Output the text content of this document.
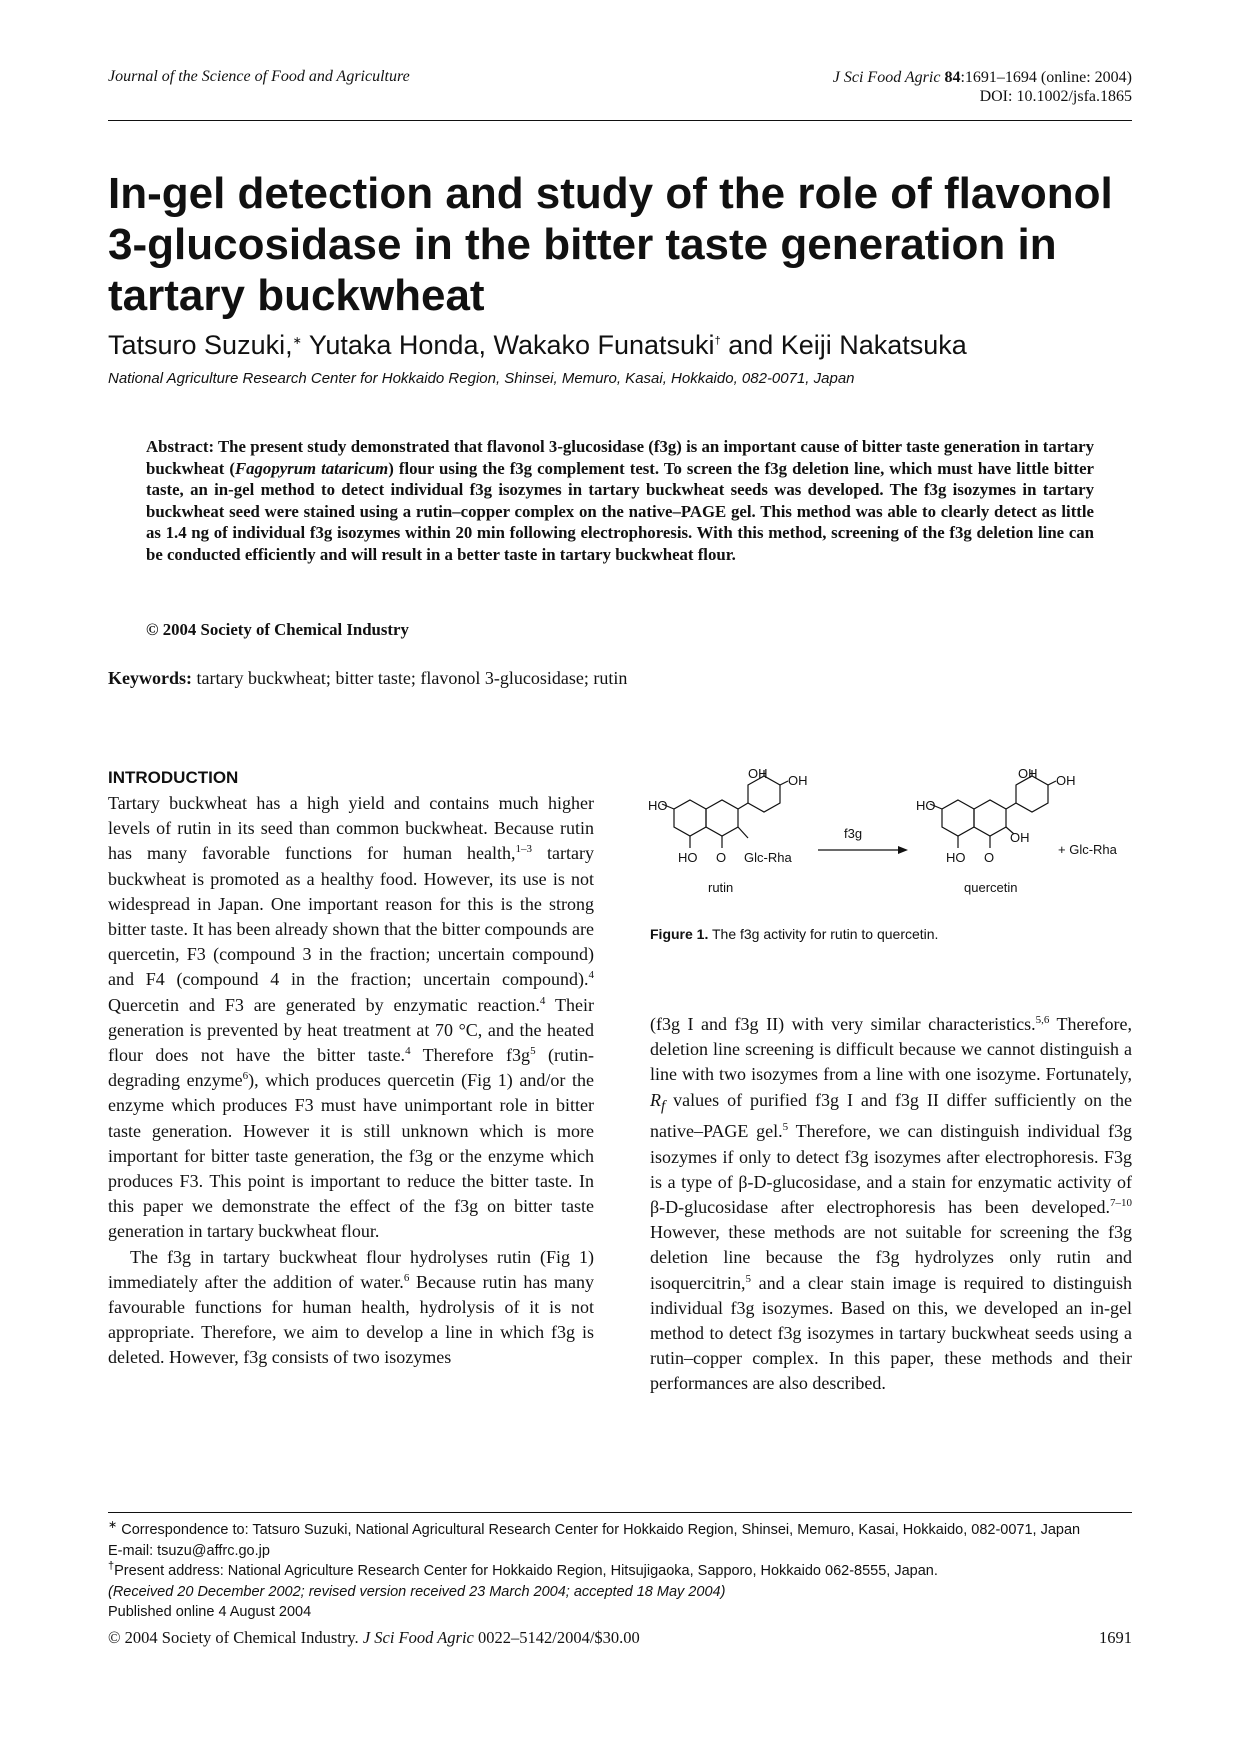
Journal of the Science of Food and Agriculture	J Sci Food Agric 84:1691–1694 (online: 2004)
DOI: 10.1002/jsfa.1865
In-gel detection and study of the role of flavonol 3-glucosidase in the bitter taste generation in tartary buckwheat
Tatsuro Suzuki,∗ Yutaka Honda, Wakako Funatsuki† and Keiji Nakatsuka
National Agriculture Research Center for Hokkaido Region, Shinsei, Memuro, Kasai, Hokkaido, 082-0071, Japan
Abstract: The present study demonstrated that flavonol 3-glucosidase (f3g) is an important cause of bitter taste generation in tartary buckwheat (Fagopyrum tataricum) flour using the f3g complement test. To screen the f3g deletion line, which must have little bitter taste, an in-gel method to detect individual f3g isozymes in tartary buckwheat seeds was developed. The f3g isozymes in tartary buckwheat seed were stained using a rutin–copper complex on the native–PAGE gel. This method was able to clearly detect as little as 1.4 ng of individual f3g isozymes within 20 min following electrophoresis. With this method, screening of the f3g deletion line can be conducted efficiently and will result in a better taste in tartary buckwheat flour.
© 2004 Society of Chemical Industry
Keywords: tartary buckwheat; bitter taste; flavonol 3-glucosidase; rutin
INTRODUCTION

Tartary buckwheat has a high yield and contains much higher levels of rutin in its seed than common buckwheat. Because rutin has many favorable functions for human health,$^{1-3}$ tartary buckwheat is promoted as a healthy food. However, its use is not widespread in Japan. One important reason for this is the strong bitter taste. It has been already shown that the bitter compounds are quercetin, F3 (compound 3 in the fraction; uncertain compound) and F4 (compound 4 in the fraction; uncertain compound).$^4$ Quercetin and F3 are generated by enzymatic reaction.$^4$ Their generation is prevented by heat treatment at 70 °C, and the heated flour does not have the bitter taste.$^4$ Therefore $f3g^5$ (rutin-degrading enzyme$^6$), which produces quercetin (Fig 1) and/or the enzyme which produces F3 must have unimportant role in bitter taste generation. However it is still unknown which is more important for bitter taste generation, the f3g or the enzyme which produces F3. This point is important to reduce the bitter taste. In this paper we demonstrate the effect of the f3g on bitter taste generation in tartary buckwheat flour.

The f3g in tartary buckwheat flour hydrolyses rutin (Fig 1) immediately after the addition of water.$^6$ Because rutin has many favourable functions for human health, hydrolysis of it is not appropriate. Therefore, we aim to develop a line in which f3g is deleted. However, f3g consists of two isozymes

OH OH
HO
HO O Glc-Rha
rutin
f3g
OH OH
HO
OH
HO O
+ Glc-Rha
quercetin
Figure 1. The f3g activity for rutin to quercetin.

(f3g I and f3g II) with very similar characteristics.$^{5,6}$ Therefore, deletion line screening is difficult because we cannot distinguish a line with two isozymes from a line with one isozyme. Fortunately, $R_f$ values of purified f3g I and f3g II differ sufficiently on the native–PAGE gel.$^5$ Therefore, we can distinguish individual f3g isozymes if only to detect f3g isozymes after electrophoresis. F3g is a type of β-D-glucosidase, and a stain for enzymatic activity of β-D-glucosidase after electrophoresis has been developed.$^{7-10}$ However, these methods are not suitable for screening the f3g deletion line because the f3g hydrolyzes only rutin and isoquercitrin,$^5$ and a clear stain image is required to distinguish individual f3g isozymes. Based on this, we developed an in-gel method to detect f3g isozymes in tartary buckwheat seeds using a rutin–copper complex. In this paper, these methods and their performances are also described.

∗ Correspondence to: Tatsuro Suzuki, National Agricultural Research Center for Hokkaido Region, Shinsei, Memuro, Kasai, Hokkaido, 082-0071, Japan
E-mail: tsuzu@affrc.go.jp
†Present address: National Agriculture Research Center for Hokkaido Region, Hitsujigaoka, Sapporo, Hokkaido 062-8555, Japan.
(Received 20 December 2002; revised version received 23 March 2004; accepted 18 May 2004)
Published online 4 August 2004
© 2004 Society of Chemical Industry. J Sci Food Agric 0022–5142/2004/$30.00	1691
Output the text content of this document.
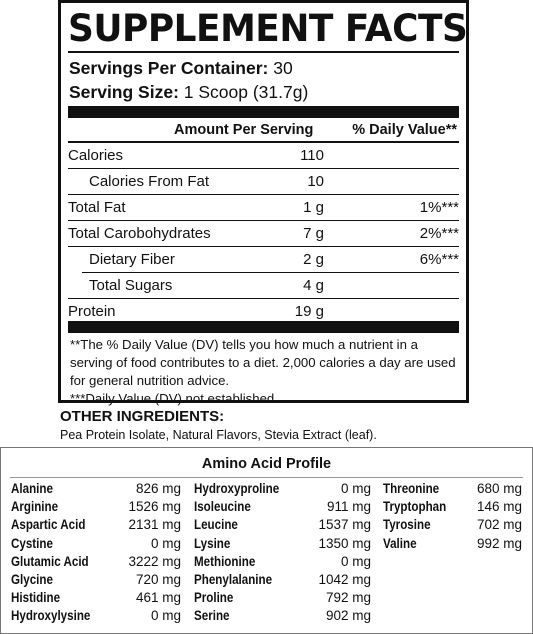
SUPPLEMENT FACTS
Servings Per Container: 30
Serving Size: 1 Scoop (31.7g)
Amount Per Serving	% Daily Value**
Calories	110
Calories From Fat	10
Total Fat	1 g	1%***
Total Carobohydrates	7 g	2%***
Dietary Fiber	2 g	6%***
Total Sugars	4 g
Protein	19 g
**The % Daily Value (DV) tells you how much a nutrient in a serving of food contributes to a diet. 2,000 calories a day are used for general nutrition advice.
***Daily Value (DV) not established.
OTHER INGREDIENTS:
Pea Protein Isolate, Natural Flavors, Stevia Extract (leaf).
Amino Acid Profile
Alanine	826 mg
Arginine	1526 mg
Aspartic Acid	2131 mg
Cystine	0 mg
Glutamic Acid	3222 mg
Glycine	720 mg
Histidine	461 mg
Hydroxylysine	0 mg
Hydroxyproline	0 mg
Isoleucine	911 mg
Leucine	1537 mg
Lysine	1350 mg
Methionine	0 mg
Phenylalanine	1042 mg
Proline	792 mg
Serine	902 mg
Threonine	680 mg
Tryptophan 146 mg
Tyrosine	702 mg
Valine	992 mg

··········

_Problem statement:_ Give the data above back unchanged, except for the pictures.

_Reply to the task:_
Output the text content of this document.
Journal of the Science of Food and Agriculture	J Sci Food Agric 84:1691–1694 (online: 2004)
DOI: 10.1002/jsfa.1865
In-gel detection and study of the role of flavonol 3-glucosidase in the bitter taste generation in tartary buckwheat
Tatsuro Suzuki,∗ Yutaka Honda, Wakako Funatsuki† and Keiji Nakatsuka
National Agriculture Research Center for Hokkaido Region, Shinsei, Memuro, Kasai, Hokkaido, 082-0071, Japan
Abstract: The present study demonstrated that flavonol 3-glucosidase (f3g) is an important cause of bitter taste generation in tartary buckwheat (Fagopyrum tataricum) flour using the f3g complement test. To screen the f3g deletion line, which must have little bitter taste, an in-gel method to detect individual f3g isozymes in tartary buckwheat seeds was developed. The f3g isozymes in tartary buckwheat seed were stained using a rutin–copper complex on the native–PAGE gel. This method was able to clearly detect as little as 1.4 ng of individual f3g isozymes within 20 min following electrophoresis. With this method, screening of the f3g deletion line can be conducted efficiently and will result in a better taste in tartary buckwheat flour.
© 2004 Society of Chemical Industry
Keywords: tartary buckwheat; bitter taste; flavonol 3-glucosidase; rutin
INTRODUCTION

Tartary buckwheat has a high yield and contains much higher levels of rutin in its seed than common buckwheat. Because rutin has many favorable functions for human health,$^{1-3}$ tartary buckwheat is promoted as a healthy food. However, its use is not widespread in Japan. One important reason for this is the strong bitter taste. It has been already shown that the bitter compounds are quercetin, F3 (compound 3 in the fraction; uncertain compound) and F4 (compound 4 in the fraction; uncertain compound).$^4$ Quercetin and F3 are generated by enzymatic reaction.$^4$ Their generation is prevented by heat treatment at 70 °C, and the heated flour does not have the bitter taste.$^4$ Therefore $f3g^5$ (rutin-degrading enzyme$^6$), which produces quercetin (Fig 1) and/or the enzyme which produces F3 must have unimportant role in bitter taste generation. However it is still unknown which is more important for bitter taste generation, the f3g or the enzyme which produces F3. This point is important to reduce the bitter taste. In this paper we demonstrate the effect of the f3g on bitter taste generation in tartary buckwheat flour.

The f3g in tartary buckwheat flour hydrolyses rutin (Fig 1) immediately after the addition of water.$^6$ Because rutin has many favourable functions for human health, hydrolysis of it is not appropriate. Therefore, we aim to develop a line in which f3g is deleted. However, f3g consists of two isozymes

OH OH
HO
HO O Glc-Rha
rutin
f3g
OH OH
HO
OH
HO O
+ Glc-Rha
quercetin
Figure 1. The f3g activity for rutin to quercetin.

(f3g I and f3g II) with very similar characteristics.$^{5,6}$ Therefore, deletion line screening is difficult because we cannot distinguish a line with two isozymes from a line with one isozyme. Fortunately, $R_f$ values of purified f3g I and f3g II differ sufficiently on the native–PAGE gel.$^5$ Therefore, we can distinguish individual f3g isozymes if only to detect f3g isozymes after electrophoresis. F3g is a type of β-D-glucosidase, and a stain for enzymatic activity of β-D-glucosidase after electrophoresis has been developed.$^{7-10}$ However, these methods are not suitable for screening the f3g deletion line because the f3g hydrolyzes only rutin and isoquercitrin,$^5$ and a clear stain image is required to distinguish individual f3g isozymes. Based on this, we developed an in-gel method to detect f3g isozymes in tartary buckwheat seeds using a rutin–copper complex. In this paper, these methods and their performances are also described.

∗ Correspondence to: Tatsuro Suzuki, National Agricultural Research Center for Hokkaido Region, Shinsei, Memuro, Kasai, Hokkaido, 082-0071, Japan
E-mail: tsuzu@affrc.go.jp
†Present address: National Agriculture Research Center for Hokkaido Region, Hitsujigaoka, Sapporo, Hokkaido 062-8555, Japan.
(Received 20 December 2002; revised version received 23 March 2004; accepted 18 May 2004)
Published online 4 August 2004
© 2004 Society of Chemical Industry. J Sci Food Agric 0022–5142/2004/$30.00	1691
Output the text content of this document.
SUPPLEMENT FACTS
Servings Per Container: 30
Serving Size: 1 Scoop (31.7g)
Amount Per Serving	% Daily Value**
Calories	110
Calories From Fat	10
Total Fat	1 g	1%***
Total Carobohydrates	7 g	2%***
Dietary Fiber	2 g	6%***
Total Sugars	4 g
Protein	19 g
**The % Daily Value (DV) tells you how much a nutrient in a serving of food contributes to a diet. 2,000 calories a day are used for general nutrition advice.
***Daily Value (DV) not established.
OTHER INGREDIENTS:
Pea Protein Isolate, Natural Flavors, Stevia Extract (leaf).
Amino Acid Profile
Alanine	826 mg
Arginine	1526 mg
Aspartic Acid	2131 mg
Cystine	0 mg
Glutamic Acid	3222 mg
Glycine	720 mg
Histidine	461 mg
Hydroxylysine	0 mg
Hydroxyproline	0 mg
Isoleucine	911 mg
Leucine	1537 mg
Lysine	1350 mg
Methionine	0 mg
Phenylalanine	1042 mg
Proline	792 mg
Serine	902 mg
Threonine	680 mg
Tryptophan 146 mg
Tyrosine	702 mg
Valine	992 mg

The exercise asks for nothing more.